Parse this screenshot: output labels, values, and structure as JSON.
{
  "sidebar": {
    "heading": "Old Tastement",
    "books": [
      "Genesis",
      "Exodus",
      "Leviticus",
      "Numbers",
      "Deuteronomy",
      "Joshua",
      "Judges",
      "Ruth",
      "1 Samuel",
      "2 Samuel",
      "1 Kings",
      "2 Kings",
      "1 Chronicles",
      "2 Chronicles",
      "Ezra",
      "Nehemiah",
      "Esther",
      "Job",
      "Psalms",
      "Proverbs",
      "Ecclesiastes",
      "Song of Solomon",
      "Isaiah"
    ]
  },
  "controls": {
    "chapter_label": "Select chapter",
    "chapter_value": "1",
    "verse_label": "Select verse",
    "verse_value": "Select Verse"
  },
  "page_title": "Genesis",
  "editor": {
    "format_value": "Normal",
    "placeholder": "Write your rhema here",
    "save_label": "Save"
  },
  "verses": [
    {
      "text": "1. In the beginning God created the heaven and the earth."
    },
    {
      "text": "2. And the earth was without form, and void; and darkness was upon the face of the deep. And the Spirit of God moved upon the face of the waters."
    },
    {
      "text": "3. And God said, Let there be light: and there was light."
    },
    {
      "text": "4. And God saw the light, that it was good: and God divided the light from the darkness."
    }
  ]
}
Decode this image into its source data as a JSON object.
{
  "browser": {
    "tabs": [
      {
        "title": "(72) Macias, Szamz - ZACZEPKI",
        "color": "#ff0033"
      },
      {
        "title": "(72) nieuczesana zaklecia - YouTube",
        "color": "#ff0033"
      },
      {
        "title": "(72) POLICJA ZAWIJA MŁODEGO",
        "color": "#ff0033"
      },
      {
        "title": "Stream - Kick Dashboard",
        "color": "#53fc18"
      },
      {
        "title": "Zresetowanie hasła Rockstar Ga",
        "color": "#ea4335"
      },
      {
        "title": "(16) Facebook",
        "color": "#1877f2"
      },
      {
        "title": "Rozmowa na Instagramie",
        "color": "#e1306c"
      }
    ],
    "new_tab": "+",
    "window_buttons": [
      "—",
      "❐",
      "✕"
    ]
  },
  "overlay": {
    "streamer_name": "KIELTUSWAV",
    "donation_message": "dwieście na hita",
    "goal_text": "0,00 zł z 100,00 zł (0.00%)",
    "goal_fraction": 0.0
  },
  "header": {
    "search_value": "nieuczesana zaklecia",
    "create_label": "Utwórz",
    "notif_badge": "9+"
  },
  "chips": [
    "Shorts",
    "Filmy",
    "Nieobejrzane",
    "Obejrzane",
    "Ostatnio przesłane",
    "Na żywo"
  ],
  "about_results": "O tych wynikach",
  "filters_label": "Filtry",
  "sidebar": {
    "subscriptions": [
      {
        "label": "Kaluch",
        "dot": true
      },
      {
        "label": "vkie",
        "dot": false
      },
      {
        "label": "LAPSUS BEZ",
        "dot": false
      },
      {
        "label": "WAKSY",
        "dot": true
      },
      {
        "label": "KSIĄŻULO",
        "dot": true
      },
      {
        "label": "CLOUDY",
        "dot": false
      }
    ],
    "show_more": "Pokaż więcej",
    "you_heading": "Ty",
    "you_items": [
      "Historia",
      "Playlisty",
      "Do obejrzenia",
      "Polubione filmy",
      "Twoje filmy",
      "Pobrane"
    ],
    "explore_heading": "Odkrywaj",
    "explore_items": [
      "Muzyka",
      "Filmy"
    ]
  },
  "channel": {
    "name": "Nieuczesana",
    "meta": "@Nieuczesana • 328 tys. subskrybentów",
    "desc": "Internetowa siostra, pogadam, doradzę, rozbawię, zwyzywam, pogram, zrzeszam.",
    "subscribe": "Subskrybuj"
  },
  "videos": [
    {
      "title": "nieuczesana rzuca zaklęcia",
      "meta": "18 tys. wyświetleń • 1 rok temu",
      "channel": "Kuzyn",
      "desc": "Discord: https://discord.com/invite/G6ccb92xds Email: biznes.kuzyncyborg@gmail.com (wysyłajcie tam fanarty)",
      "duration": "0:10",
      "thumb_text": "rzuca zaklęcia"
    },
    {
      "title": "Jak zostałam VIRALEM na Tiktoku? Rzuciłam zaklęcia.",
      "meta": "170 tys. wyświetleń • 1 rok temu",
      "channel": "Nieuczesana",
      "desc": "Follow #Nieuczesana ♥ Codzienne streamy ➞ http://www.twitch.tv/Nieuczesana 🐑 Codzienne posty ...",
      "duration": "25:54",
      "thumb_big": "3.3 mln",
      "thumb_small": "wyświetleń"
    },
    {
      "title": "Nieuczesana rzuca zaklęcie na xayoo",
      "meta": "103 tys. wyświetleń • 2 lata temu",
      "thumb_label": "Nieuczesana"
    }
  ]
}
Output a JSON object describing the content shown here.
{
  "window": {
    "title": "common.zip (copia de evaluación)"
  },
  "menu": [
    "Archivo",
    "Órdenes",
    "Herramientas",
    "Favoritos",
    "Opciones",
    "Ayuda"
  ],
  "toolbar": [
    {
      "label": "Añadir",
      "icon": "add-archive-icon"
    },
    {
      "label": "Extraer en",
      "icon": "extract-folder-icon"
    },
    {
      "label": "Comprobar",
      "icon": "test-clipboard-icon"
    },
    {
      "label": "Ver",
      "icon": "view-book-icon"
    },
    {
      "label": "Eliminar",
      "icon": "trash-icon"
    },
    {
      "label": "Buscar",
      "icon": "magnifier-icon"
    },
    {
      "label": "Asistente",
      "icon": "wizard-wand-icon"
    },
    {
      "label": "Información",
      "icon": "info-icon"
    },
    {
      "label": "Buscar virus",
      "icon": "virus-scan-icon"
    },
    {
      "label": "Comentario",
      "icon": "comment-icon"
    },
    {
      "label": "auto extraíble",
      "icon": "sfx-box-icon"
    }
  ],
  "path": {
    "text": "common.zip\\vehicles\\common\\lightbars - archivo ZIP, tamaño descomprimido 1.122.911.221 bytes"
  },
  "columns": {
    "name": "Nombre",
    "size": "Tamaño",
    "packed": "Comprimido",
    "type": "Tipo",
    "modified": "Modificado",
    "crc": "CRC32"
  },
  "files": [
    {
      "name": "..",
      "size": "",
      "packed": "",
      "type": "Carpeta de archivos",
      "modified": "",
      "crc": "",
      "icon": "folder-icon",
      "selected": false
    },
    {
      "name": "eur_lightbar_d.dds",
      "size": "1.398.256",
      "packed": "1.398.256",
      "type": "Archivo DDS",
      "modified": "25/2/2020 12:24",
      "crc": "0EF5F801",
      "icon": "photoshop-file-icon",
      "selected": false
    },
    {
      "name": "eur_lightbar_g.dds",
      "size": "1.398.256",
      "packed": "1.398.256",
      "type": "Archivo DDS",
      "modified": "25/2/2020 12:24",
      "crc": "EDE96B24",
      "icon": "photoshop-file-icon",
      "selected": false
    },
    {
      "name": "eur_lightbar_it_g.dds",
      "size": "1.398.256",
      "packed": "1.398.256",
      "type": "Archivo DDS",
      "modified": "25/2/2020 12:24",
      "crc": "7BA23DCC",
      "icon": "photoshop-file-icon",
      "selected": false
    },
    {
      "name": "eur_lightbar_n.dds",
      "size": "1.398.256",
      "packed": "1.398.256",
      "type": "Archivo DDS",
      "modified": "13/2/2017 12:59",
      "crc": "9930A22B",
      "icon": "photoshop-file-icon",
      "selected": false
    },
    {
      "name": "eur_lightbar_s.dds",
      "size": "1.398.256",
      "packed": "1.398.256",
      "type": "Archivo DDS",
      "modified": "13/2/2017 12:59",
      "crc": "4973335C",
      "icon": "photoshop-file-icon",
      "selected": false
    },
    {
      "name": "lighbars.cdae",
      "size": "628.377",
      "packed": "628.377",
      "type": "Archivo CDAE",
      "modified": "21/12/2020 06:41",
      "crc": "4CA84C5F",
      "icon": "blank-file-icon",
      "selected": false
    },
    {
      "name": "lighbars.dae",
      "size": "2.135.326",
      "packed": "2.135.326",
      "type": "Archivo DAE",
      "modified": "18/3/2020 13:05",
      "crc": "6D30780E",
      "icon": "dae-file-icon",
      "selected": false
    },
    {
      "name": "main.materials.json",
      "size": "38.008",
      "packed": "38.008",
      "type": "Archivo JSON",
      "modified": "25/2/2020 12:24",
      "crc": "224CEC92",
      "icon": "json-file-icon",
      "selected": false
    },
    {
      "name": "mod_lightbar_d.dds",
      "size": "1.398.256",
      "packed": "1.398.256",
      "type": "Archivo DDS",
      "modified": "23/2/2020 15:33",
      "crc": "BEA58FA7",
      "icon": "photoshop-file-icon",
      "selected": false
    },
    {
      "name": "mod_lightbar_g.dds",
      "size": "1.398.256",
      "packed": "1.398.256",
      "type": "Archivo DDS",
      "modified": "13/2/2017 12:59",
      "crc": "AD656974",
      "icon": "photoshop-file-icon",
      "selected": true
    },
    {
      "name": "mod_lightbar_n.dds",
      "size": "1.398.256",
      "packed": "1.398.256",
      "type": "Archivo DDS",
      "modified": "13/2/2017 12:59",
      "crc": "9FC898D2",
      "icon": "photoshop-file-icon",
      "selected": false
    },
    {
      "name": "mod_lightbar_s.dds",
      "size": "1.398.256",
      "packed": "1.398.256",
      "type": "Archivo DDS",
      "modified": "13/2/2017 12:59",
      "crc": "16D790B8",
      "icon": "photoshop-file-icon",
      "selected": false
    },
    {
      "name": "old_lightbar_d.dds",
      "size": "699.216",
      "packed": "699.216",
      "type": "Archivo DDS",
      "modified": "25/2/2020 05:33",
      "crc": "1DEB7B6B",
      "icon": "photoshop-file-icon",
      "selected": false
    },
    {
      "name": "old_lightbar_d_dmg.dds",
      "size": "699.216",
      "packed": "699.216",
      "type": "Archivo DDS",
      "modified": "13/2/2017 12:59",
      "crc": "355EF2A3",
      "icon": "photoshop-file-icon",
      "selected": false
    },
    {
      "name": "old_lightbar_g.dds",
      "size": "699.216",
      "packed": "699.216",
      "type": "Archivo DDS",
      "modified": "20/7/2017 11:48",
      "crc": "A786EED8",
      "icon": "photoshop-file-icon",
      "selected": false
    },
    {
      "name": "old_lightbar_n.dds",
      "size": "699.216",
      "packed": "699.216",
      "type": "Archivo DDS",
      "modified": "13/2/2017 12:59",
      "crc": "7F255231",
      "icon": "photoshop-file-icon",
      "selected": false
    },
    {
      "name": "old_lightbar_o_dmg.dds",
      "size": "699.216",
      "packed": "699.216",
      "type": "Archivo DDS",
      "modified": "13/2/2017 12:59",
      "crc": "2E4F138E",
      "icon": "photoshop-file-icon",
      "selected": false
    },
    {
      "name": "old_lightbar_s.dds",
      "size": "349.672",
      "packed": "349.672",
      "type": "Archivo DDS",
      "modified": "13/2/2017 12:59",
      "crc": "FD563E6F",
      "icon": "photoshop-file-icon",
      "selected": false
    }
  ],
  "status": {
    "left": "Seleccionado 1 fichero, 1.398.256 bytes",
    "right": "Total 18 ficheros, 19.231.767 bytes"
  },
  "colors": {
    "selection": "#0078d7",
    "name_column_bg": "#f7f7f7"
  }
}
____
■ **Task**
Go line by line through the records and copy those that contain the word "temu".

■ **Exercise result**
      "meta": "18 tys. wyświetleń • 1 rok temu",
      "meta": "170 tys. wyświetleń • 1 rok temu",
      "meta": "103 tys. wyświetleń • 2 lata temu",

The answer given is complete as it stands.